◆ Stated task
Print out the material that follows word for word.

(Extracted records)
## begin
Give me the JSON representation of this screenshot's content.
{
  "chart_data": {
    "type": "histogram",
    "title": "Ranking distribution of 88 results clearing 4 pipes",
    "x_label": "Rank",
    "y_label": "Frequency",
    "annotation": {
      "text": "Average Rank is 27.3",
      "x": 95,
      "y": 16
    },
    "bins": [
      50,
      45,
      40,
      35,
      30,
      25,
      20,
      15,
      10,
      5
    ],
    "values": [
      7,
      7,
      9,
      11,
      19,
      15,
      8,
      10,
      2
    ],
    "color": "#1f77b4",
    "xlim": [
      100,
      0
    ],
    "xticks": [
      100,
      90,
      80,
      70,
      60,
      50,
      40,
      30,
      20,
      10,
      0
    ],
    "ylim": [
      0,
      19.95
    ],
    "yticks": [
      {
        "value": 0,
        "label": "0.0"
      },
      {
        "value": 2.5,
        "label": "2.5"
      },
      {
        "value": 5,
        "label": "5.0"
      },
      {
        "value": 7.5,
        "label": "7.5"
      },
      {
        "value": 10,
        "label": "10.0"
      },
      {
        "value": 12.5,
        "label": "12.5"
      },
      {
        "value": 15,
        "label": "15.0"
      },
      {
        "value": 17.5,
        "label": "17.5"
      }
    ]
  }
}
## end
◆ Task solution
Give me the JSON representation of this screenshot's content.
{
  "chart_data": {
    "type": "histogram",
    "title": "Ranking distribution of 88 results clearing 4 pipes",
    "x_label": "Rank",
    "y_label": "Frequency",
    "annotation": {
      "text": "Average Rank is 27.3",
      "x": 95,
      "y": 16
    },
    "bins": [
      50,
      45,
      40,
      35,
      30,
      25,
      20,
      15,
      10,
      5
    ],
    "values": [
      7,
      7,
      9,
      11,
      19,
      15,
      8,
      10,
      2
    ],
    "color": "#1f77b4",
    "xlim": [
      100,
      0
    ],
    "xticks": [
      100,
      90,
      80,
      70,
      60,
      50,
      40,
      30,
      20,
      10,
      0
    ],
    "ylim": [
      0,
      19.95
    ],
    "yticks": [
      {
        "value": 0,
        "label": "0.0"
      },
      {
        "value": 2.5,
        "label": "2.5"
      },
      {
        "value": 5,
        "label": "5.0"
      },
      {
        "value": 7.5,
        "label": "7.5"
      },
      {
        "value": 10,
        "label": "10.0"
      },
      {
        "value": 12.5,
        "label": "12.5"
      },
      {
        "value": 15,
        "label": "15.0"
      },
      {
        "value": 17.5,
        "label": "17.5"
      }
    ]
  }
}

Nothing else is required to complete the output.